WORK TO BE COMPLETED: Make an exact copy of the records, with the images left out.

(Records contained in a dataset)
· · ·

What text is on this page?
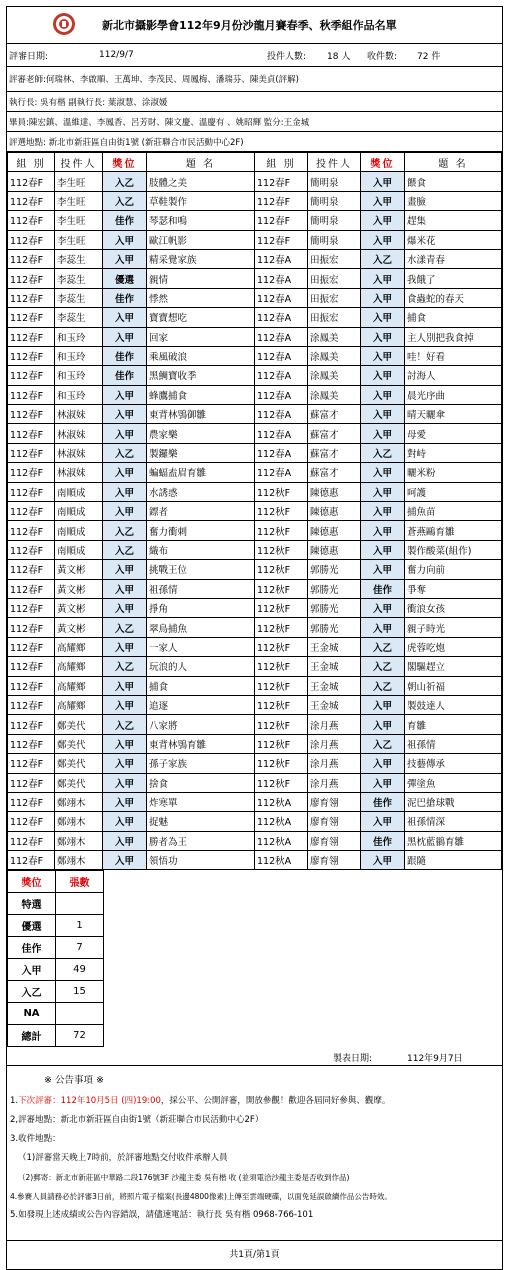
新北市攝影學會112年9月份沙龍月賽春季、秋季組作品名單
評審日期:	112/9/7	投件人數:	18 人	收件數:	72 件
評審老師:何瑞林、李啟順、王萬坤、李茂民、周鳳梅、潘瑞芬、陳美貞(評解)
執行長: 吳有楷 副執行長: 葉淑慧、涂淑媛
畢員:陳宏鎮、溫維達、李鳳香、呂芳財、陳文慶、溫慶有 、姚昭輝 監分:王金城
評選地點: 新北市新莊區自由街1號 (新莊聯合市民活動中心2F)
組 別	投件人	獎位	題 名	組 別	投件人	獎位	題 名
112春F	李生旺	入乙	肢體之美	112春F	簡明泉	入甲	餵食
112春F	李生旺	入乙	草鞋製作	112春F	簡明泉	入甲	畫臉
112春F	李生旺	佳作	琴瑟和鳴	112春F	簡明泉	入甲	趕集
112春F	李生旺	入甲	歐江帆影	112春F	簡明泉	入甲	爆米花
112春F	李蕊生	入甲	精采覺家族	112春A	田振宏	入乙	水漾青春
112春F	李蕊生	優選	親情	112春A	田振宏	入甲	我餓了
112春F	李蕊生	佳作	悸然	112春A	田振宏	入甲	食蟲蛇的春天
112春F	李蕊生	入甲	寶寶想吃	112春A	田振宏	入甲	捕食
112春F	和玉玲	入甲	回家	112春A	涂鳳美	入甲	主人別把我食掉
112春F	和玉玲	佳作	乘風破浪	112春A	涂鳳美	入甲	哇！好看
112春F	和玉玲	佳作	黑鯛寶收季	112春A	涂鳳美	入甲	討海人
112春F	和玉玲	入甲	蜂鷹捕食	112春A	涂鳳美	入甲	晨光序曲
112春F	林淑妹	入甲	東背林鴞御雛	112春A	蘇富才	入甲	晴天曬傘
112春F	林淑妹	入甲	農家樂	112春A	蘇富才	入甲	母愛
112春F	林淑妹	入乙	製鑼樂	112春A	蘇富才	入乙	對峙
112春F	林淑妹	入甲	蝙蝠盍眉育雛	112春A	蘇富才	入甲	曬米粉
112春F	南順成	入甲	水誘惑	112秋F	陳德惠	入甲	呵護
112春F	南順成	入甲	鏢者	112秋F	陳德惠	入甲	捕魚苗
112春F	南順成	入乙	奮力衝刺	112秋F	陳德惠	入甲	蒼燕鷗育雛
112春F	南順成	入乙	織布	112秋F	陳德惠	入甲	製作酸菜(組作)
112春F	黃文彬	入甲	挑戰王位	112秋F	郭勝光	入甲	奮力向前
112春F	黃文彬	入甲	祖孫情	112秋F	郭勝光	佳作	爭奪
112春F	黃文彬	入甲	掙角	112秋F	郭勝光	入甲	衝浪女孩
112春F	黃文彬	入乙	翠鳥捕魚	112秋F	郭勝光	入甲	親子時光
112春F	高耀鄉	入甲	一家人	112秋F	王金城	入乙	虎蓉吃炮
112春F	高耀鄉	入乙	玩浪的人	112秋F	王金城	入乙	閣驅趕立
112春F	高耀鄉	入甲	捕食	112秋F	王金城	入乙	朝山祈福
112春F	高耀鄉	入甲	追逐	112秋F	王金城	入甲	製鼓達人
112春F	鄭美代	入乙	八家將	112秋F	涂月燕	入甲	育雛
112春F	鄭美代	入甲	東背林鴞育雛	112秋F	涂月燕	入乙	祖孫情
112春F	鄭美代	入甲	孫子家族	112秋F	涂月燕	入甲	技藝傳承
112春F	鄭美代	入甲	捨食	112秋F	涂月燕	入甲	彈塗魚
112春F	鄭翊木	入甲	炸寒單	112秋A	廖育翎	佳作	泥巴搶球戰
112春F	鄭翊木	入甲	捉魅	112秋A	廖育翎	入甲	祖孫情深
112春F	鄭翊木	入甲	勝者為王	112秋A	廖育翎	佳作	黑枕藍鶲育雛
112春F	鄭翊木	入甲	領悟功	112秋A	廖育翎	入甲	跟隨
獎位	張數
特選	
優選	1
佳作	7
入甲	49
入乙	15
NA	
總計	72
製表日期:	112年9月7日
※ 公告事項 ※
1.下次評審：112年10月5日 (四)19:00，採公平、公開評審，開放參觀！歡迎各屆同好參與、觀摩。
2,評審地點：新北市新莊區自由街1號（新莊聯合市民活動中心2F）
3.收件地點：
（1)評審當天晚上7時前，於評審地點交付收件承辦人員
（2)郵寄：新北市新莊區中華路二段176號3F 沙龍主委 吳有楷 收 (並須電洽沙龍主委是否收到作品)
4.參賽人員請務必於評審3日前，將照片電子檔案(長邊4800像素)上傳至雲端硬碟，以面免延誤啟續作品公告時效。
5.如發現上述成績或公告內容錯誤，請儘速電話：執行長 吳有楷 0968-766-101
共1頁/第1頁
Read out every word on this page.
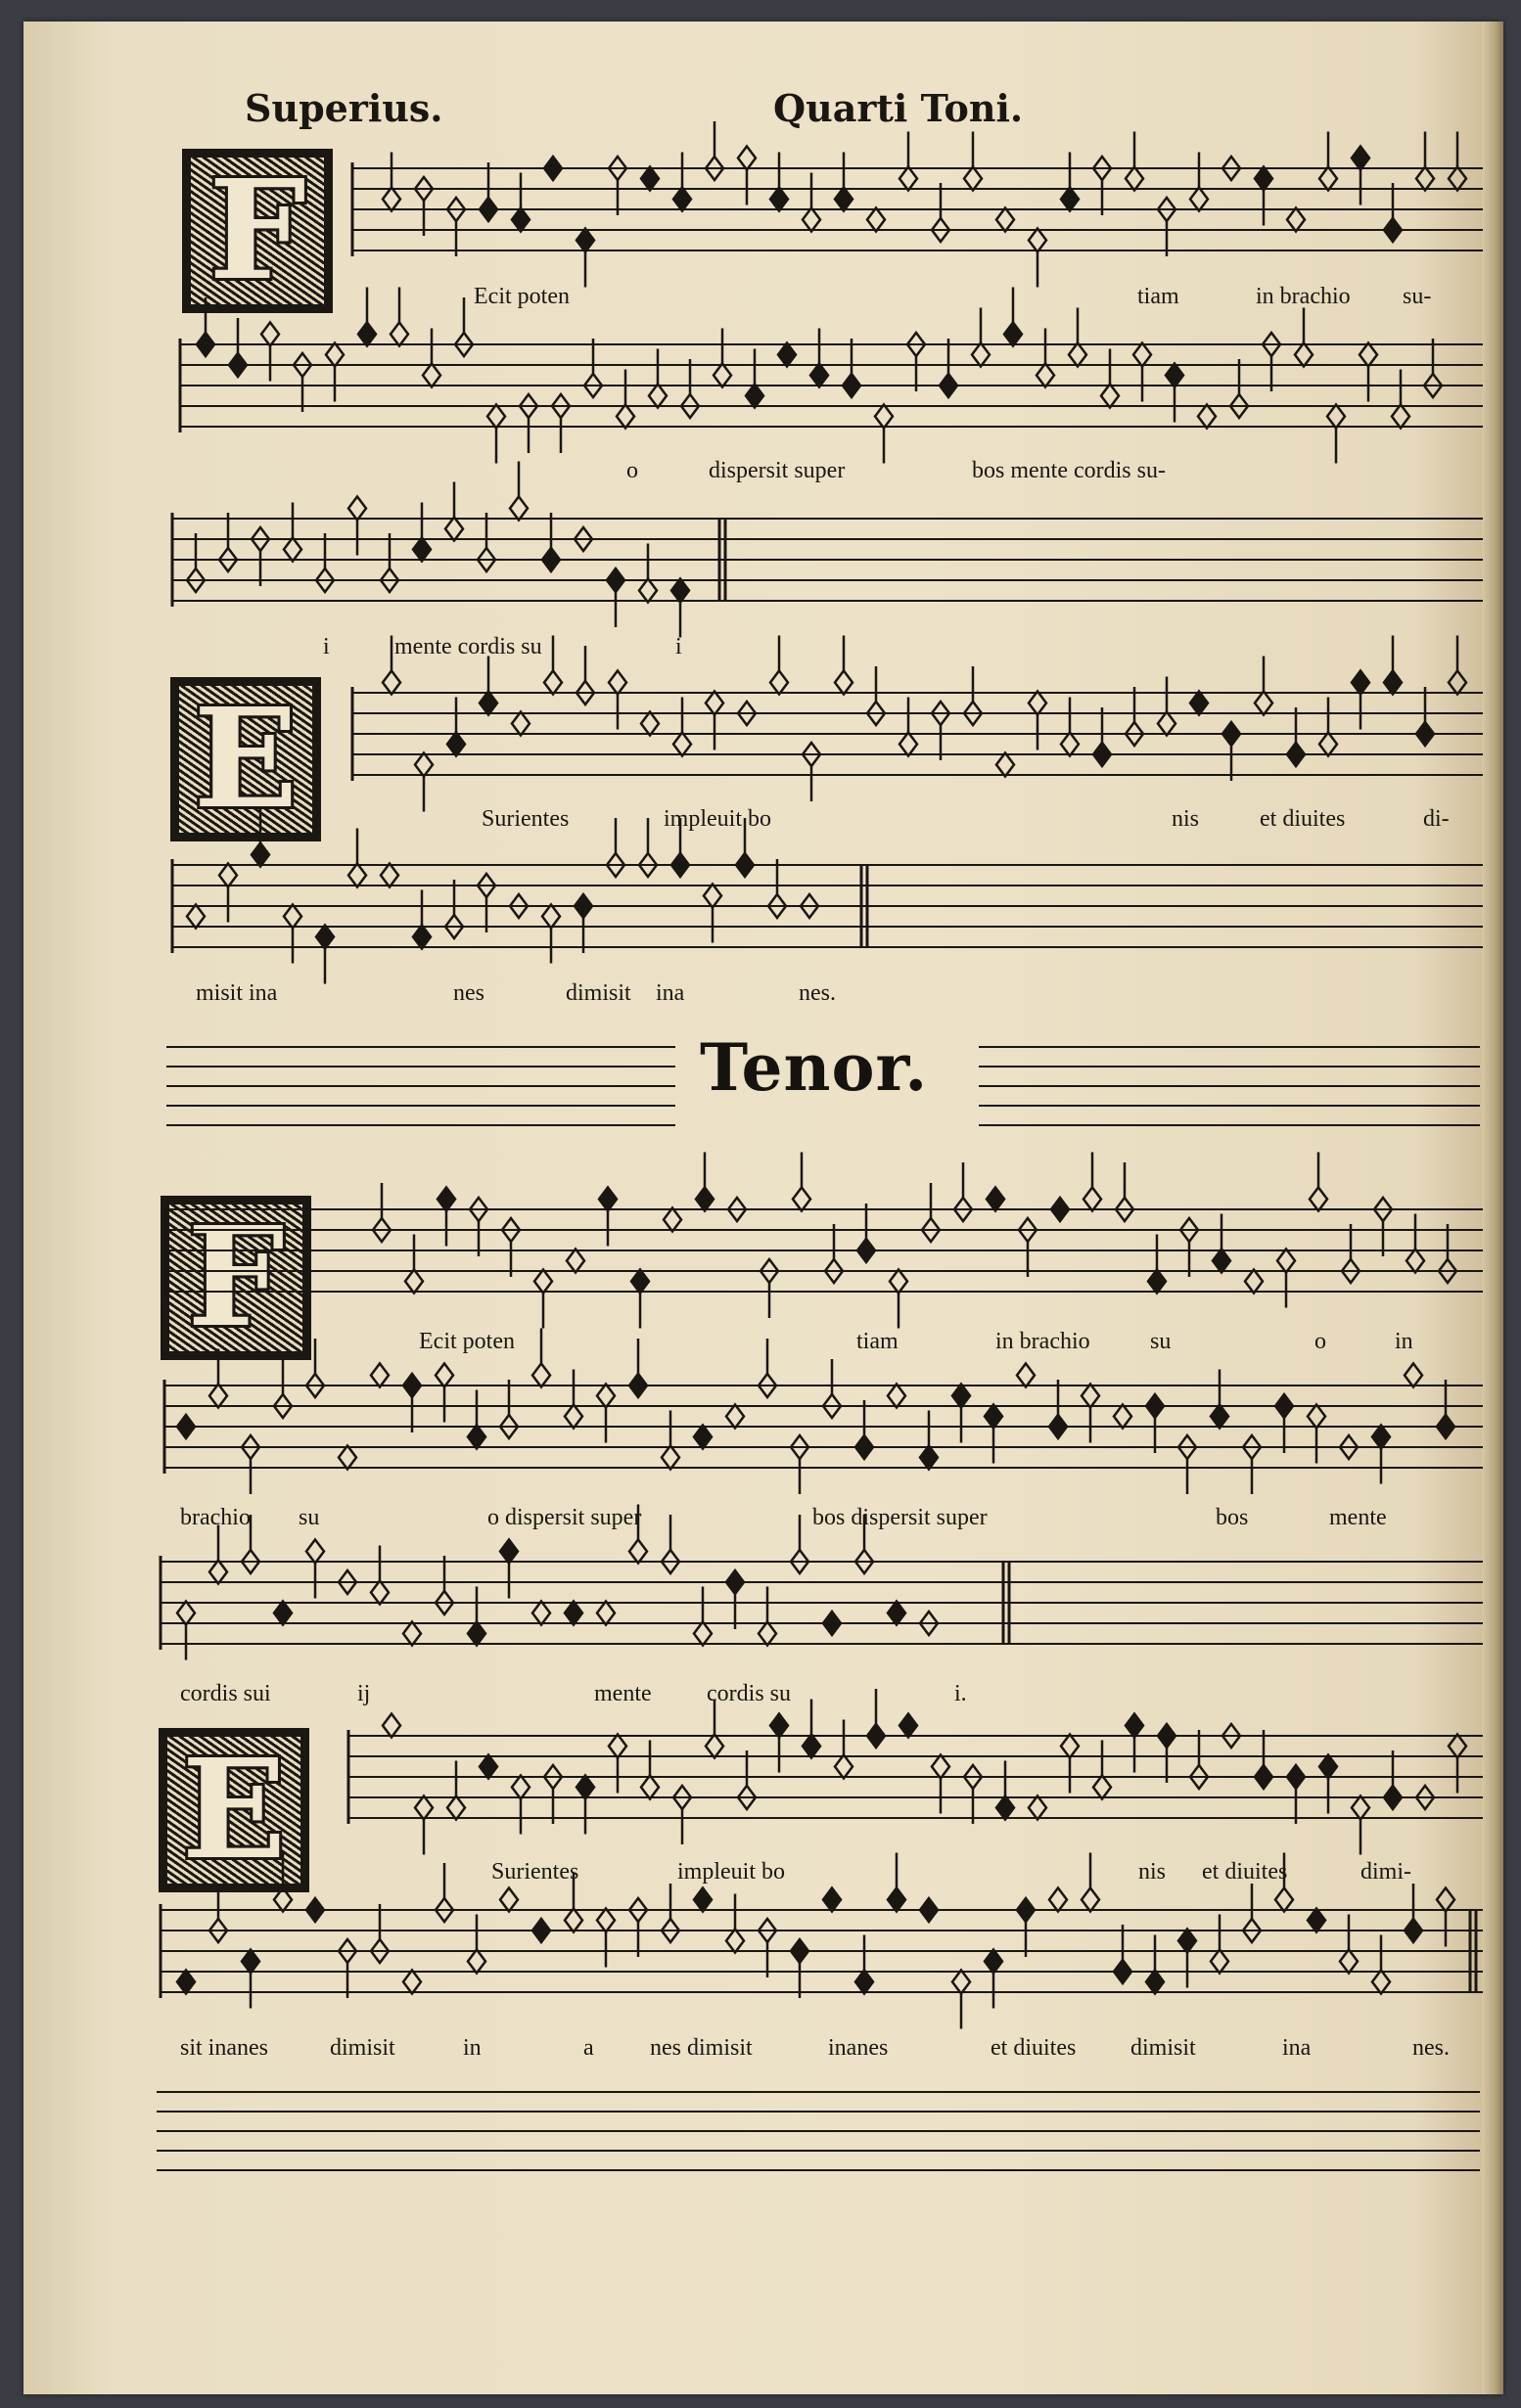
Superius.	Quarti Toni.
F
E
F
E
Tenor.
Ecit poten	tiam	in brachio su-
o	dispersit super	bos mente cordis su-
i	mente cordis su	i
Surientes	impleuit bo	nis	et diuites	di-
misit ina	nes	dimisit ina	nes.
Ecit poten	tiam	in brachio	su	o	in
brachio su	o dispersit super	bos dispersit super	bos	mente
cordis sui	ij	mente cordis su	i.
Surientes	impleuit bo	nis et diuites	dimi-
sit inanes	dimisit	in	a nes dimisit	inanes	et diuites dimisit	ina	nes.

· · ·

THE COMPLETED TASK:
What text is on this page?
新北市攝影學會112年9月份沙龍月賽春季、秋季組作品名單
評審日期:	112/9/7	投件人數:	18 人	收件數:	72 件
評審老師:何瑞林、李啟順、王萬坤、李茂民、周鳳梅、潘瑞芬、陳美貞(評解)
執行長: 吳有楷 副執行長: 葉淑慧、涂淑媛
畢員:陳宏鎮、溫維達、李鳳香、呂芳財、陳文慶、溫慶有 、姚昭輝 監分:王金城
評選地點: 新北市新莊區自由街1號 (新莊聯合市民活動中心2F)
組 別	投件人	獎位	題 名	組 別	投件人	獎位	題 名
112春F	李生旺	入乙	肢體之美	112春F	簡明泉	入甲	餵食
112春F	李生旺	入乙	草鞋製作	112春F	簡明泉	入甲	畫臉
112春F	李生旺	佳作	琴瑟和鳴	112春F	簡明泉	入甲	趕集
112春F	李生旺	入甲	歐江帆影	112春F	簡明泉	入甲	爆米花
112春F	李蕊生	入甲	精采覺家族	112春A	田振宏	入乙	水漾青春
112春F	李蕊生	優選	親情	112春A	田振宏	入甲	我餓了
112春F	李蕊生	佳作	悸然	112春A	田振宏	入甲	食蟲蛇的春天
112春F	李蕊生	入甲	寶寶想吃	112春A	田振宏	入甲	捕食
112春F	和玉玲	入甲	回家	112春A	涂鳳美	入甲	主人別把我食掉
112春F	和玉玲	佳作	乘風破浪	112春A	涂鳳美	入甲	哇！好看
112春F	和玉玲	佳作	黑鯛寶收季	112春A	涂鳳美	入甲	討海人
112春F	和玉玲	入甲	蜂鷹捕食	112春A	涂鳳美	入甲	晨光序曲
112春F	林淑妹	入甲	東背林鴞御雛	112春A	蘇富才	入甲	晴天曬傘
112春F	林淑妹	入甲	農家樂	112春A	蘇富才	入甲	母愛
112春F	林淑妹	入乙	製鑼樂	112春A	蘇富才	入乙	對峙
112春F	林淑妹	入甲	蝙蝠盍眉育雛	112春A	蘇富才	入甲	曬米粉
112春F	南順成	入甲	水誘惑	112秋F	陳德惠	入甲	呵護
112春F	南順成	入甲	鏢者	112秋F	陳德惠	入甲	捕魚苗
112春F	南順成	入乙	奮力衝刺	112秋F	陳德惠	入甲	蒼燕鷗育雛
112春F	南順成	入乙	織布	112秋F	陳德惠	入甲	製作酸菜(組作)
112春F	黃文彬	入甲	挑戰王位	112秋F	郭勝光	入甲	奮力向前
112春F	黃文彬	入甲	祖孫情	112秋F	郭勝光	佳作	爭奪
112春F	黃文彬	入甲	掙角	112秋F	郭勝光	入甲	衝浪女孩
112春F	黃文彬	入乙	翠鳥捕魚	112秋F	郭勝光	入甲	親子時光
112春F	高耀鄉	入甲	一家人	112秋F	王金城	入乙	虎蓉吃炮
112春F	高耀鄉	入乙	玩浪的人	112秋F	王金城	入乙	閣驅趕立
112春F	高耀鄉	入甲	捕食	112秋F	王金城	入乙	朝山祈福
112春F	高耀鄉	入甲	追逐	112秋F	王金城	入甲	製鼓達人
112春F	鄭美代	入乙	八家將	112秋F	涂月燕	入甲	育雛
112春F	鄭美代	入甲	東背林鴞育雛	112秋F	涂月燕	入乙	祖孫情
112春F	鄭美代	入甲	孫子家族	112秋F	涂月燕	入甲	技藝傳承
112春F	鄭美代	入甲	捨食	112秋F	涂月燕	入甲	彈塗魚
112春F	鄭翊木	入甲	炸寒單	112秋A	廖育翎	佳作	泥巴搶球戰
112春F	鄭翊木	入甲	捉魅	112秋A	廖育翎	入甲	祖孫情深
112春F	鄭翊木	入甲	勝者為王	112秋A	廖育翎	佳作	黑枕藍鶲育雛
112春F	鄭翊木	入甲	領悟功	112秋A	廖育翎	入甲	跟隨
獎位	張數
特選	
優選	1
佳作	7
入甲	49
入乙	15
NA	
總計	72
製表日期:	112年9月7日
※ 公告事項 ※
1.下次評審：112年10月5日 (四)19:00，採公平、公開評審，開放參觀！歡迎各屆同好參與、觀摩。
2,評審地點：新北市新莊區自由街1號（新莊聯合市民活動中心2F）
3.收件地點：
（1)評審當天晚上7時前，於評審地點交付收件承辦人員
（2)郵寄：新北市新莊區中華路二段176號3F 沙龍主委 吳有楷 收 (並須電洽沙龍主委是否收到作品)
4.參賽人員請務必於評審3日前，將照片電子檔案(長邊4800像素)上傳至雲端硬碟，以面免延誤啟續作品公告時效。
5.如發現上述成績或公告內容錯誤，請儘速電話：執行長 吳有楷 0968-766-101
共1頁/第1頁
Read out every word on this page.
Superius.	Quarti Toni.
F
E
F
E
Tenor.
Ecit poten	tiam	in brachio su-
o	dispersit super	bos mente cordis su-
i	mente cordis su	i
Surientes	impleuit bo	nis	et diuites	di-
misit ina	nes	dimisit ina	nes.
Ecit poten	tiam	in brachio	su	o	in
brachio su	o dispersit super	bos dispersit super	bos	mente
cordis sui	ij	mente cordis su	i.
Surientes	impleuit bo	nis et diuites	dimi-
sit inanes	dimisit	in	a nes dimisit	inanes	et diuites dimisit	ina	nes.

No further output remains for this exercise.